(Records)
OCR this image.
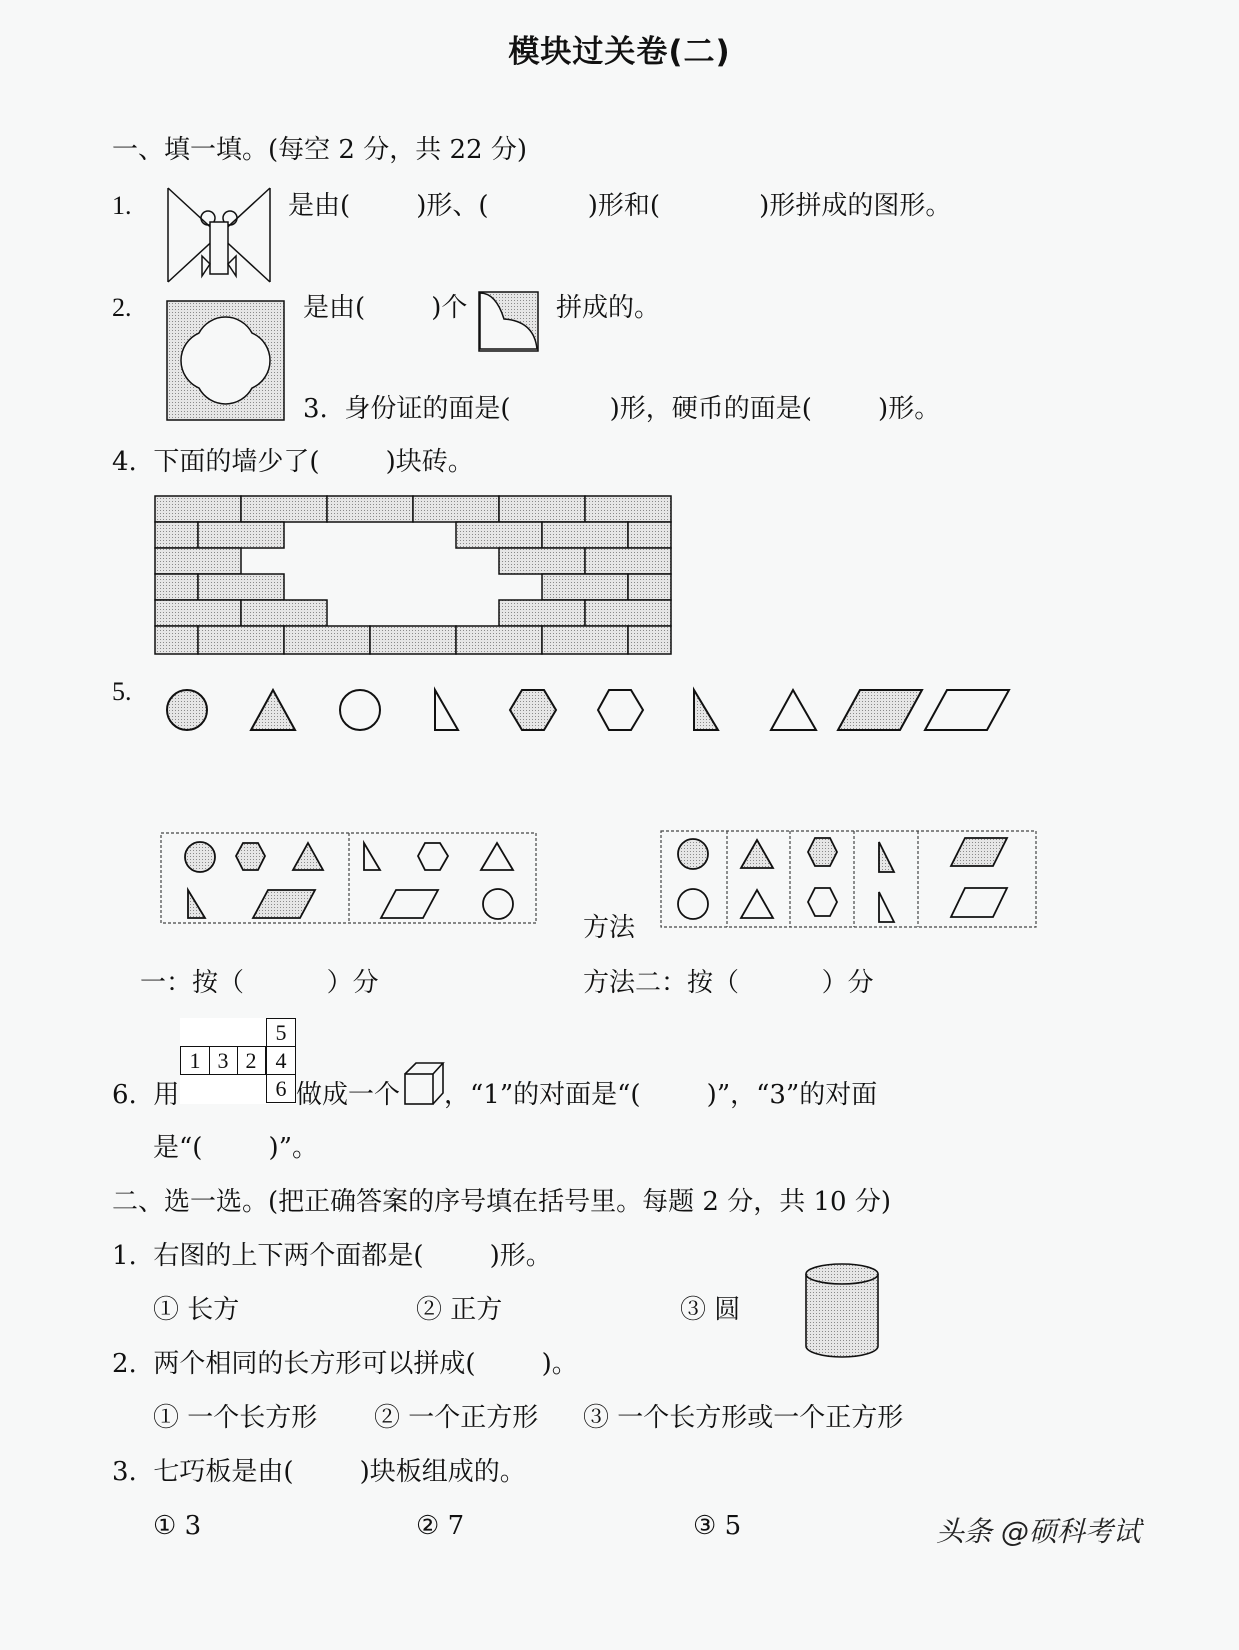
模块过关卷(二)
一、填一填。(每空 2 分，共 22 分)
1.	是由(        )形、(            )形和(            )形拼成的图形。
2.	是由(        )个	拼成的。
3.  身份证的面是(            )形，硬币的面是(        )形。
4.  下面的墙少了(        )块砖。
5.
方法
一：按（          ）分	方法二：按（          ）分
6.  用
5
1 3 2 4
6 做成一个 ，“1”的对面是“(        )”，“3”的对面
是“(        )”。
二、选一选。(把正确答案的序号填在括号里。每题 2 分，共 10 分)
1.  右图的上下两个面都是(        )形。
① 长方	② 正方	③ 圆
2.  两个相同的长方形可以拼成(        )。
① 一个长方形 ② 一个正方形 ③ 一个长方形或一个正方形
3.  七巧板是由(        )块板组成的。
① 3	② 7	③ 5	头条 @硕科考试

> **Task description**
Copy the whole of the material above exactly, but not its images.

> **Response to this exercise**
OCR this image.
模块过关卷(二)
一、填一填。(每空 2 分，共 22 分)
1.	是由(        )形、(            )形和(            )形拼成的图形。
2.	是由(        )个	拼成的。
3.  身份证的面是(            )形，硬币的面是(        )形。
4.  下面的墙少了(        )块砖。
5.
方法
一：按（          ）分	方法二：按（          ）分
6.  用
5
1 3 2 4
6 做成一个 ，“1”的对面是“(        )”，“3”的对面
是“(        )”。
二、选一选。(把正确答案的序号填在括号里。每题 2 分，共 10 分)
1.  右图的上下两个面都是(        )形。
① 长方	② 正方	③ 圆
2.  两个相同的长方形可以拼成(        )。
① 一个长方形 ② 一个正方形 ③ 一个长方形或一个正方形
3.  七巧板是由(        )块板组成的。
① 3	② 7	③ 5	头条 @硕科考试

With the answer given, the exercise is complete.